::: DOCUMENT SECTION :::

Post by mikehalloran »

bayswater wrote:
EMRR wrote:Many many times I’ve seen ‘Gibson Les Paul’ be the root of the problem. I’ve watched friends fight them endlessly, spend plenty on new tuners, neck adjustments and re-frets with no improvement.
Interesting that you brought this up. I was thinking about it, but my own experience was the opposite. I bought a used LP at a local store because when I picked it up to try it out, the tuning was the best I've ever heard, and it held its tuning for hours.

Like you, I've heard others complain but I don't understand why it would be a problem with this model in particular. Building a guitar with proper tuning is a purely technical problem. Get the measurements right, and the tuning will be right. Perhaps the specific material of some guitars is too sensitive to temperature and moisture.
Don’t discount the interaction of the instrument with the player. If the strings are too light and the picking is hard, it will be very hard to keep in tune. A 24 3/4” scale can make this worse (especially with a vintage bridge that does not allow enough compensation for Slinkys) but a 25.5” Strat is not immune. This can be compensated for somewhat by a good tech who pays attention to the way the guitar is played and insists on a correct bridge for the guitar.

:::

● **PROBLEMS TO WORK ON**:
- 1) From the forum post about guitar tuning, quote the passage starting at "Post by mikehalloran" and ending at "temperature and moisture.".
- 2) In the forum post about guitar tuning, what two things together make a guitar very hard to keep in tune?

::: RECORDS :::

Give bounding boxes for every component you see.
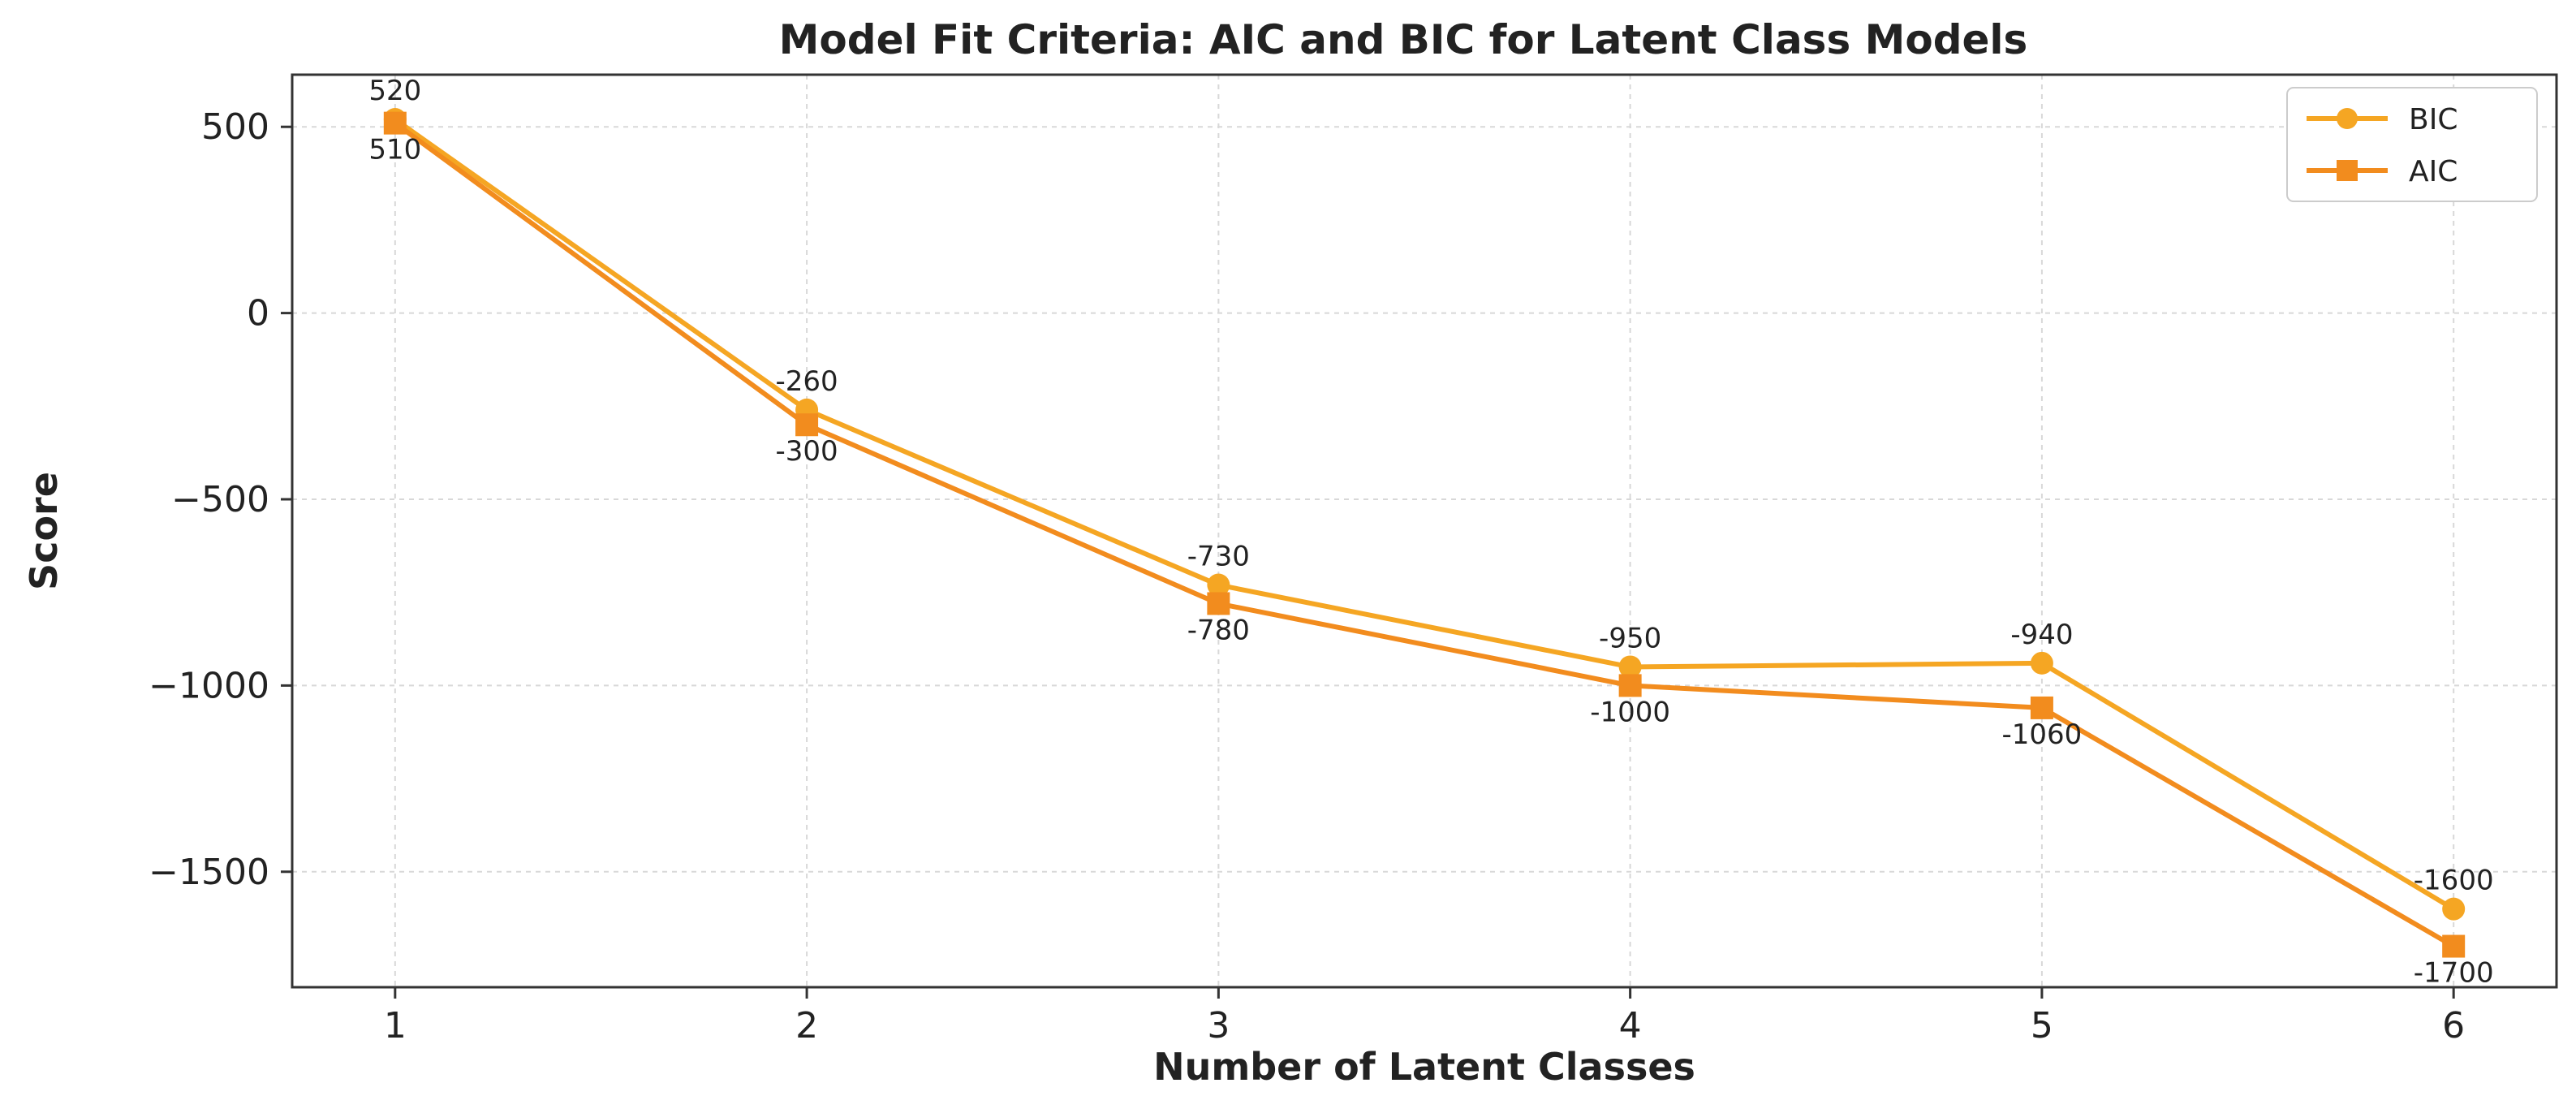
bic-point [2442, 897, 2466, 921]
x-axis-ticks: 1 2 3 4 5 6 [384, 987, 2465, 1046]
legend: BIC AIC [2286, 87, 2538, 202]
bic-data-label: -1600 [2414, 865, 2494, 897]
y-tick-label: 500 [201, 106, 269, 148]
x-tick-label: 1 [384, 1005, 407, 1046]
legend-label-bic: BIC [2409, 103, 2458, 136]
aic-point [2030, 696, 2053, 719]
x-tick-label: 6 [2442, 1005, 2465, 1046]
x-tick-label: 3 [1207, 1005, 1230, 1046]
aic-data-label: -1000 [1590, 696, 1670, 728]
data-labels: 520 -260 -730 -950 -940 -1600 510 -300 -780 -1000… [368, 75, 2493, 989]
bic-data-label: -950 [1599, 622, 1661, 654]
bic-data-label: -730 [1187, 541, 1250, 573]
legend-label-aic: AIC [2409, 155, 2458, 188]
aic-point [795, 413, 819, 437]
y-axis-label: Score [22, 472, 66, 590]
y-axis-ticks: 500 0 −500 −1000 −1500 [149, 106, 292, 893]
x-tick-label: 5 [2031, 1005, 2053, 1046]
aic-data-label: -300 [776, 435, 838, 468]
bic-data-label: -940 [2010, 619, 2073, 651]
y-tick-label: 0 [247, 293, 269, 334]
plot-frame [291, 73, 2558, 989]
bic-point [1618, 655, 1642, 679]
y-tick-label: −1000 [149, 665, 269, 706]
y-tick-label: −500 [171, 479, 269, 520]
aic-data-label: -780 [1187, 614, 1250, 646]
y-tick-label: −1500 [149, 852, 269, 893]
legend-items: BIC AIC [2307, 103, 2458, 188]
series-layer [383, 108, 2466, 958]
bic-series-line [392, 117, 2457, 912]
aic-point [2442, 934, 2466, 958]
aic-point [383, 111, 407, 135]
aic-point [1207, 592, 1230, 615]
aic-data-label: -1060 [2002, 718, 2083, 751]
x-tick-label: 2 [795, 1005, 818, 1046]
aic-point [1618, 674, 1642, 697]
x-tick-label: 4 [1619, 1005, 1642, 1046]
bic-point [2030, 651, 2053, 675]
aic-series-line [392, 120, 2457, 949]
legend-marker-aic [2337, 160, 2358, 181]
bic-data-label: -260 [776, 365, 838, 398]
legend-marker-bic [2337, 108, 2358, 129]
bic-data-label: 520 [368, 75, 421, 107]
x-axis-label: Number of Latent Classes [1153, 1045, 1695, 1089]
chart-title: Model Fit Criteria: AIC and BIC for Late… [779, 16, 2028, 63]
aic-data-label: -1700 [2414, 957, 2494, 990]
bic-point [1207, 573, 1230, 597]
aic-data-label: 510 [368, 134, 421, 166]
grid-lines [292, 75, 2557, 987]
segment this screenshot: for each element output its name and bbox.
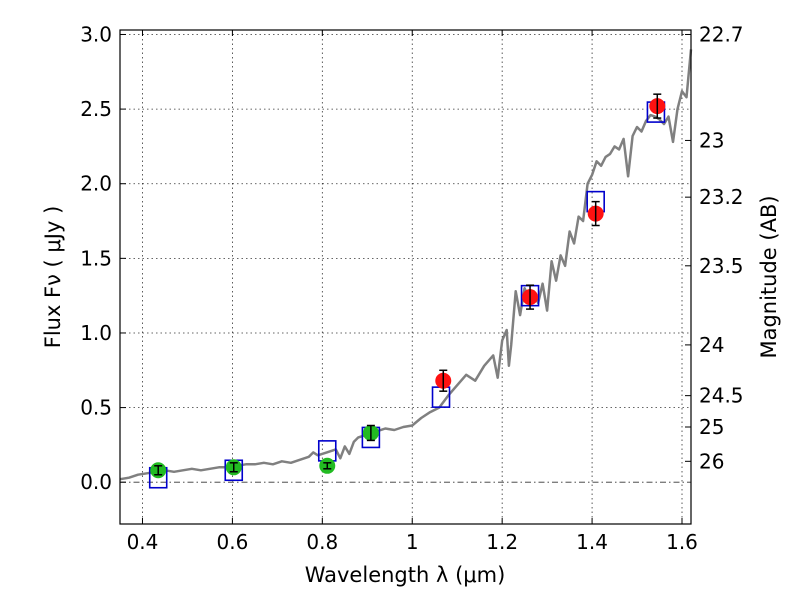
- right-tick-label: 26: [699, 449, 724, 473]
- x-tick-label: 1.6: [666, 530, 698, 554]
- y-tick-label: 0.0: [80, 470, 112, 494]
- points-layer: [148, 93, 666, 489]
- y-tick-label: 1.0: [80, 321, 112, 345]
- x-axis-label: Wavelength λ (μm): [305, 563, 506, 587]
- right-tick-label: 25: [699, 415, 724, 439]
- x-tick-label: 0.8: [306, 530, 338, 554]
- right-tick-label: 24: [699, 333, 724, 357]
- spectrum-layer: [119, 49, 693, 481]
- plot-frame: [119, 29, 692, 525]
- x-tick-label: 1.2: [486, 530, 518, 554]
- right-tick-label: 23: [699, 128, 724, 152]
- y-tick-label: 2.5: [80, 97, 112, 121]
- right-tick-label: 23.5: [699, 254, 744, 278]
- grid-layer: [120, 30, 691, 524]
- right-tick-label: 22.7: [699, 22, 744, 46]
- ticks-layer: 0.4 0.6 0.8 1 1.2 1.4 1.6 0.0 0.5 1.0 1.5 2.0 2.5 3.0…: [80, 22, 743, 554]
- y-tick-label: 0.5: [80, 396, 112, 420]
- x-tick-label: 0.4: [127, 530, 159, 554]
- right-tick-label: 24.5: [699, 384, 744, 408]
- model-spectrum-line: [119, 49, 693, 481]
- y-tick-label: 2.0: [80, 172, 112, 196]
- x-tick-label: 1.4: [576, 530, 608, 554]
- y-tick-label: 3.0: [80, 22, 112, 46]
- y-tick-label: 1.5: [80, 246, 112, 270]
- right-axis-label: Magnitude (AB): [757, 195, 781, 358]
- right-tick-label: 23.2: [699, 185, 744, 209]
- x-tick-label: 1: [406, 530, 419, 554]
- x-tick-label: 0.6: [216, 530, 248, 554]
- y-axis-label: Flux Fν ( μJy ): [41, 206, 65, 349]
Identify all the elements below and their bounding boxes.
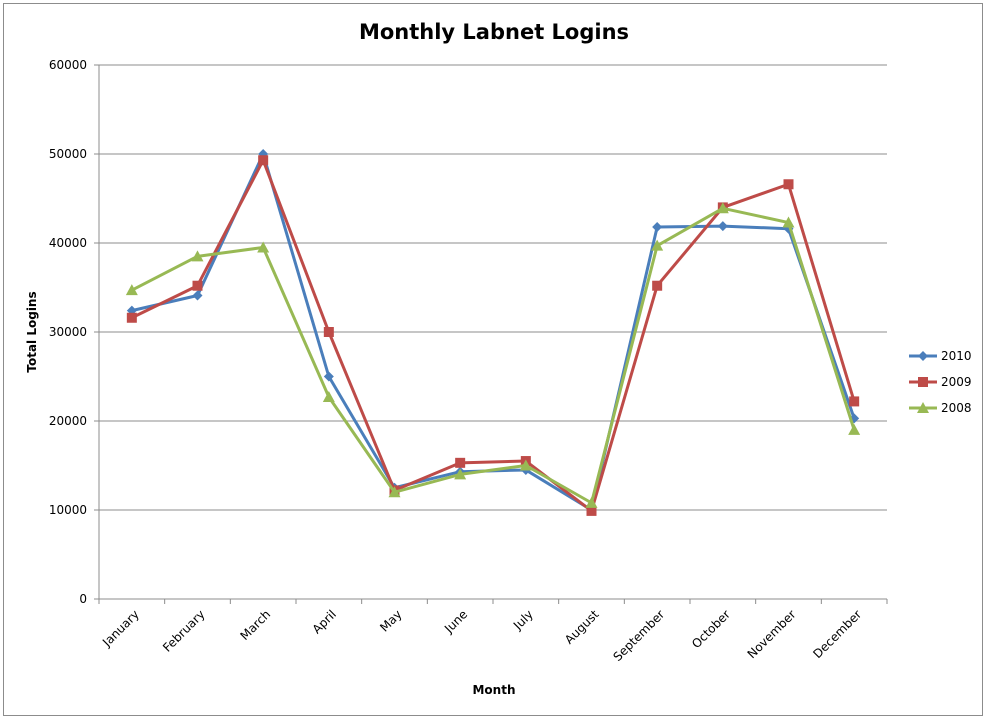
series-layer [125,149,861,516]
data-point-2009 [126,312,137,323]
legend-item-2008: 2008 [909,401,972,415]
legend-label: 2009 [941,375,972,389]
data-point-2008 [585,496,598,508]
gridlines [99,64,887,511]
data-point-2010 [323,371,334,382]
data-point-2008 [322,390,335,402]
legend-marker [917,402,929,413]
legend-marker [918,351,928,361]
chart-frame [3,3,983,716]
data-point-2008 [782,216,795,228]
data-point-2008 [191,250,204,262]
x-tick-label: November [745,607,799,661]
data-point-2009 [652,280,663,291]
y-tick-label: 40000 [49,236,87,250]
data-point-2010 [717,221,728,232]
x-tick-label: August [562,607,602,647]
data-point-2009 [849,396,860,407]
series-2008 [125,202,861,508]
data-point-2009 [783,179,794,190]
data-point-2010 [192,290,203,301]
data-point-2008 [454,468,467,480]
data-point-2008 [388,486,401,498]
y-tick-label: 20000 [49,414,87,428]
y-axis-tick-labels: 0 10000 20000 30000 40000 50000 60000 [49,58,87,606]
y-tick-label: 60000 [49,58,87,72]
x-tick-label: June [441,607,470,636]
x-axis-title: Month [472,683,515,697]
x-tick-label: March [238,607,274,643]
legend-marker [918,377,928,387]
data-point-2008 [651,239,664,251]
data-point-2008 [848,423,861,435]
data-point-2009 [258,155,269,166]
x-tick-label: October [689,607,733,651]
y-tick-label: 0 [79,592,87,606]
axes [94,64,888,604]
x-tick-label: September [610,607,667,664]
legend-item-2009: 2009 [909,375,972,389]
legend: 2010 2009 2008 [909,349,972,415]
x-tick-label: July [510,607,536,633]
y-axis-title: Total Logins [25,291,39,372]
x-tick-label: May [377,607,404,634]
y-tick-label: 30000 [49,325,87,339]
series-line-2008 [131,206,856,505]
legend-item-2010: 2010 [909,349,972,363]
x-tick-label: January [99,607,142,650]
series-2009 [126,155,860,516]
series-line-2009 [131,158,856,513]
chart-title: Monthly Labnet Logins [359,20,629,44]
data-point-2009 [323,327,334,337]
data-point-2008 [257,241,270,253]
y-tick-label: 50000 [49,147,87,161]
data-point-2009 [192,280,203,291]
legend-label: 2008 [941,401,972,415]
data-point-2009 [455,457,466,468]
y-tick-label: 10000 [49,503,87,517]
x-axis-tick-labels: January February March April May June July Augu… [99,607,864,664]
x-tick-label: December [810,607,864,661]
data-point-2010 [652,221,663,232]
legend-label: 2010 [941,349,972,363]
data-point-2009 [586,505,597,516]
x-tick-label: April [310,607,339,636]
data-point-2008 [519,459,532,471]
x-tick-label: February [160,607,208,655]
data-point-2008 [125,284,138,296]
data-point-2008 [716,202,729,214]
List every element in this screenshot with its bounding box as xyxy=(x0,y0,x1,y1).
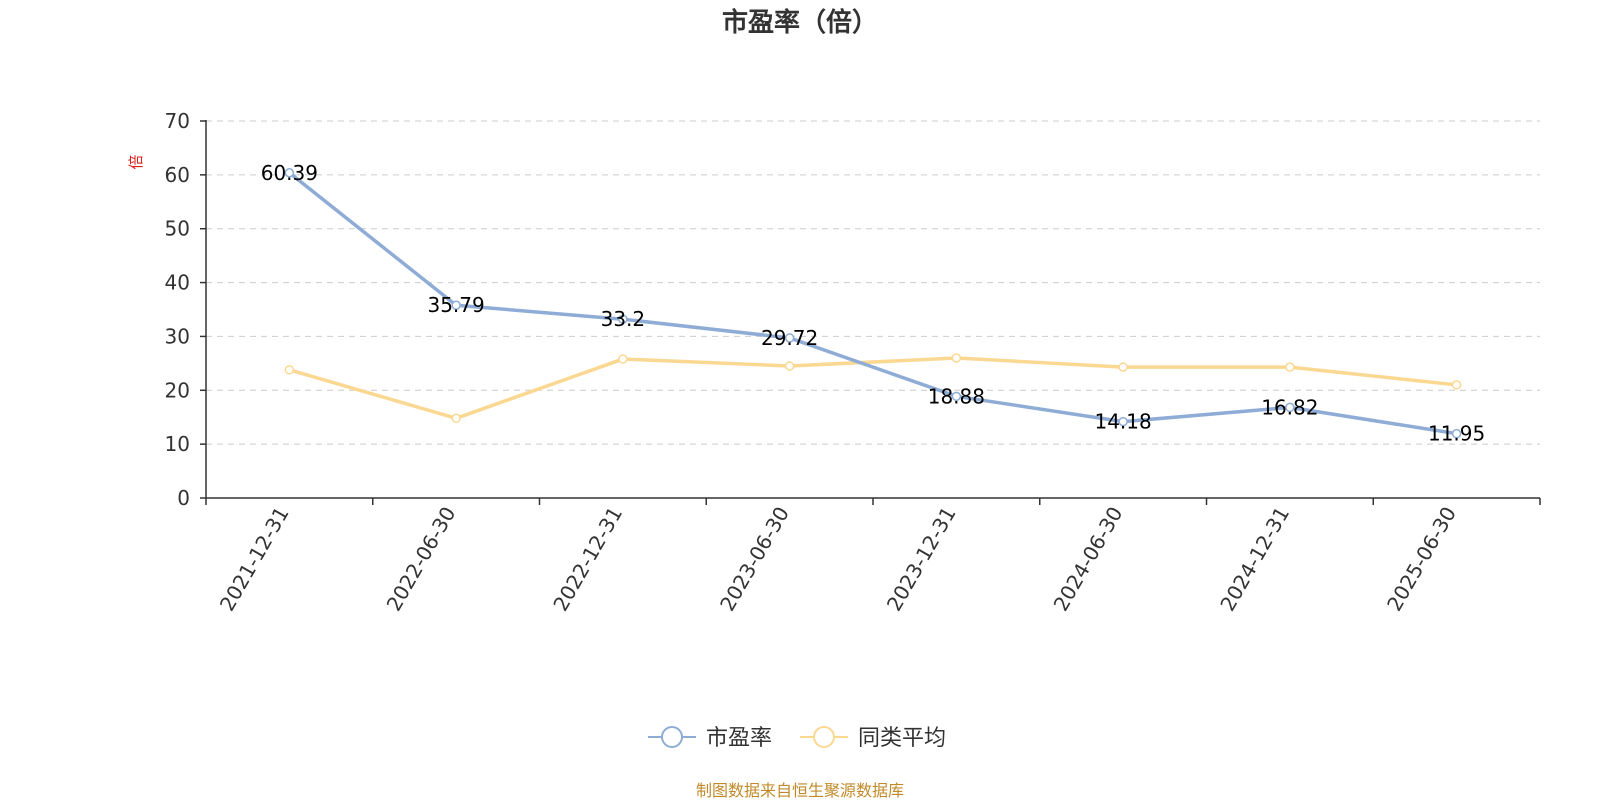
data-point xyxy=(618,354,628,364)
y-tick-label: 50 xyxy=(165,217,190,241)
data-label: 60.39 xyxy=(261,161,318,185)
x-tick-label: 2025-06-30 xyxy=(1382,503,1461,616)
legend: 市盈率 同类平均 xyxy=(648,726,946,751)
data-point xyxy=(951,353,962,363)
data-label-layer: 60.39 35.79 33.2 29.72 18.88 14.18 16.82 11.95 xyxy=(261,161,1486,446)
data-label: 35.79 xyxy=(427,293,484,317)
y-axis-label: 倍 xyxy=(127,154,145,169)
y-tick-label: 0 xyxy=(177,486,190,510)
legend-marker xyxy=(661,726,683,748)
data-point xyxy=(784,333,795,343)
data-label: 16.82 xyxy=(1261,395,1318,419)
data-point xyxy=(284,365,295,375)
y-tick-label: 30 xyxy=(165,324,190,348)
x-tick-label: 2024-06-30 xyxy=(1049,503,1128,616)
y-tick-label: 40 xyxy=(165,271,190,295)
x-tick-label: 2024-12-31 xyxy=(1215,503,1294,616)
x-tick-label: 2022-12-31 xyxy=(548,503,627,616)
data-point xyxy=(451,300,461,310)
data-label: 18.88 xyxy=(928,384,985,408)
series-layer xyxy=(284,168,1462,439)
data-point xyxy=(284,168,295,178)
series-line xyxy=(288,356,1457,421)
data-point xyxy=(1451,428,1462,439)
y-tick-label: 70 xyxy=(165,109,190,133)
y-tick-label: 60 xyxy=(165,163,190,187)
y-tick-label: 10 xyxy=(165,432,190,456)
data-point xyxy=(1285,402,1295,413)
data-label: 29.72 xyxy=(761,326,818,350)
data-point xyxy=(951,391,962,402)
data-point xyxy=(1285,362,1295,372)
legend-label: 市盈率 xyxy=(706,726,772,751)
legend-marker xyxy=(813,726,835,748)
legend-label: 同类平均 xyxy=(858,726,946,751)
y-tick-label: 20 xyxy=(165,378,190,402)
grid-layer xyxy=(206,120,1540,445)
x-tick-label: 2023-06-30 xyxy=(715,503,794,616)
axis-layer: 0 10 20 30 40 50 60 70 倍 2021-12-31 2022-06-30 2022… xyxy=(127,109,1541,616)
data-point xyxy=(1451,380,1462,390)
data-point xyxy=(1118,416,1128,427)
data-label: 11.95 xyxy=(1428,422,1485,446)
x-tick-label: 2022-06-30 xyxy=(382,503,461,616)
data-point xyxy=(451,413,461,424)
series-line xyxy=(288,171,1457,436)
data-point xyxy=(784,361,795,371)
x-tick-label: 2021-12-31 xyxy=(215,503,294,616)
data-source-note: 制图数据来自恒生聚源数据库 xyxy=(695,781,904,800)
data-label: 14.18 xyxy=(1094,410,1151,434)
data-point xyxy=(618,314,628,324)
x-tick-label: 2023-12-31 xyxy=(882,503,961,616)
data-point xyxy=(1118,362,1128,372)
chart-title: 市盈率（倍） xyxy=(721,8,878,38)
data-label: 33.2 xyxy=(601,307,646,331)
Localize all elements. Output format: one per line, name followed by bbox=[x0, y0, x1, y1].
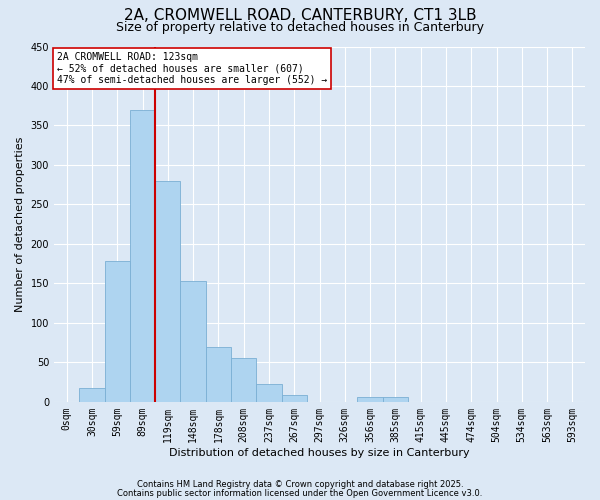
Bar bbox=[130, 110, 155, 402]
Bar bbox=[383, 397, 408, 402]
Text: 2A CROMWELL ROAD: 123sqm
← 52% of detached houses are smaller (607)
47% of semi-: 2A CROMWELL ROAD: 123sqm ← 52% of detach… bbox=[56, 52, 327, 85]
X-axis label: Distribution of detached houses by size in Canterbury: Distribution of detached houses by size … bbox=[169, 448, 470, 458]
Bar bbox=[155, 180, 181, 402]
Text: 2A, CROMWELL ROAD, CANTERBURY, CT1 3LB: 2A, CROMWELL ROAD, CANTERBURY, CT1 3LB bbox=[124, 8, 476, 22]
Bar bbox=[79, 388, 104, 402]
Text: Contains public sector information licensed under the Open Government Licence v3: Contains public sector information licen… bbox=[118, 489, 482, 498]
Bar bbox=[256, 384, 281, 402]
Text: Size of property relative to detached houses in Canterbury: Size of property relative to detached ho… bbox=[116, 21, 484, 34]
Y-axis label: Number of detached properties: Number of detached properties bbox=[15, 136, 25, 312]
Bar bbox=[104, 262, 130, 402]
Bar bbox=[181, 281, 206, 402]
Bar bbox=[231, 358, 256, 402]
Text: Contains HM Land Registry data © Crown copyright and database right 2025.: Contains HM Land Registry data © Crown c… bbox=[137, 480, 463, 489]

:::

● **EXPECTED ANSWERS**:
- 1)
Post by mikehalloran »

bayswater wrote:
EMRR wrote:Many many times I’ve seen ‘Gibson Les Paul’ be the root of the problem. I’ve watched friends fight them endlessly, spend plenty on new tuners, neck adjustments and re-frets with no improvement.
Interesting that you brought this up. I was thinking about it, but my own experience was the opposite. I bought a used LP at a local store because when I picked it up to try it out, the tuning was the best I've ever heard, and it held its tuning for hours.

Like you, I've heard others complain but I don't understand why it would be a problem with this model in particular. Building a guitar with proper tuning is a purely technical problem. Get the measurements right, and the tuning will be right. Perhaps the specific material of some guitars is too sensitive to temperature and moisture.

- 2) Strings that are too light and hard picking.